↓↓↓
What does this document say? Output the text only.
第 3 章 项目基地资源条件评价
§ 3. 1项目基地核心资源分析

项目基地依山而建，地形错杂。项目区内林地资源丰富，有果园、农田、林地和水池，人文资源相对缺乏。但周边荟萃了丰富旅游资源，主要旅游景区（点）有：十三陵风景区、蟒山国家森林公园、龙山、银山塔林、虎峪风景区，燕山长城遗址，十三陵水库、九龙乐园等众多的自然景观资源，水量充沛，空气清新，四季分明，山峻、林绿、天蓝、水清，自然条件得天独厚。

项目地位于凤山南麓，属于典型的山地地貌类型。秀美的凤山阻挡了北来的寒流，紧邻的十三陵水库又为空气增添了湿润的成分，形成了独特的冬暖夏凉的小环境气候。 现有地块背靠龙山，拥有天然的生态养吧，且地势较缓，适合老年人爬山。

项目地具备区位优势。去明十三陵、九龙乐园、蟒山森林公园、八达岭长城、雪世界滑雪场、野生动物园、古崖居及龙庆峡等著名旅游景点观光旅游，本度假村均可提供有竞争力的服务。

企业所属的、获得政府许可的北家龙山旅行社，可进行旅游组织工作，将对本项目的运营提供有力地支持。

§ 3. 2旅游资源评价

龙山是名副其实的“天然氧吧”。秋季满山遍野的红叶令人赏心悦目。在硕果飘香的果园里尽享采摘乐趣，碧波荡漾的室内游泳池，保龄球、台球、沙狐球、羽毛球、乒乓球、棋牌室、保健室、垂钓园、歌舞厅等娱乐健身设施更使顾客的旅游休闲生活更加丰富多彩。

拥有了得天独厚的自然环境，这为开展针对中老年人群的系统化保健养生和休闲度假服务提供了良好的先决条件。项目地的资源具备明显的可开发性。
↑↑↑
↓↓↓
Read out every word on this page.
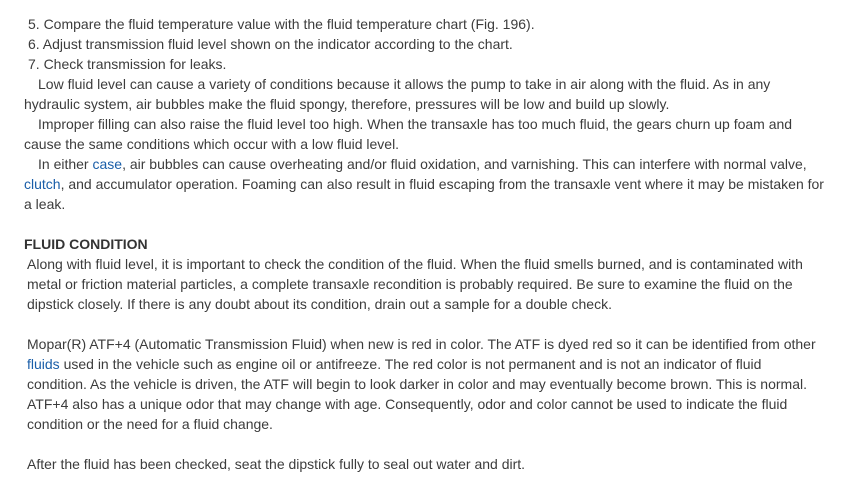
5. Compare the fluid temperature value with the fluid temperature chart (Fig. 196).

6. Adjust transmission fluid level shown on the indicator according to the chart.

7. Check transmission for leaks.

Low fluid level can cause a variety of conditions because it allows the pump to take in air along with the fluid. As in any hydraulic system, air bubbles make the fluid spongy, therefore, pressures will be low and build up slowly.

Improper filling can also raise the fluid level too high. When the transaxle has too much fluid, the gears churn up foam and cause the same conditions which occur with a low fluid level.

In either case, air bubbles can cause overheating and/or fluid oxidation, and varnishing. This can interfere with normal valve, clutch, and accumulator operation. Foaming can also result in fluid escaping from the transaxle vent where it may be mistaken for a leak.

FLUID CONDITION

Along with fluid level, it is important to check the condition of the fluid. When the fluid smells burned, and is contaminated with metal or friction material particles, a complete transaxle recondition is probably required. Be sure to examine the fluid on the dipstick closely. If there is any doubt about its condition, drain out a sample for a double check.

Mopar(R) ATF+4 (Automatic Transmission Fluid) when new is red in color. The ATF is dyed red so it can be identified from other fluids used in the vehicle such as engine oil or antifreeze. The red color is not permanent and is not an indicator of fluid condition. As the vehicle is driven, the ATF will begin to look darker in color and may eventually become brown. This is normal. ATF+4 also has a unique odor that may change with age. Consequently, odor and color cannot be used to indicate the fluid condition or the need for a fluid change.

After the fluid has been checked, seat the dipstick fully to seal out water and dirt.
↑↑↑
Task brief: Filter the records down to the lines that contain the string "conditions", and copy those lines.

Answer below:
Low fluid level can cause a variety of conditions because it allows the pump to take in air along with the fluid. As in any hydraulic system, air bubbles make the fluid spongy, therefore, pressures will be low and build up slowly.
Improper filling can also raise the fluid level too high. When the transaxle has too much fluid, the gears churn up foam and cause the same conditions which occur with a low fluid level.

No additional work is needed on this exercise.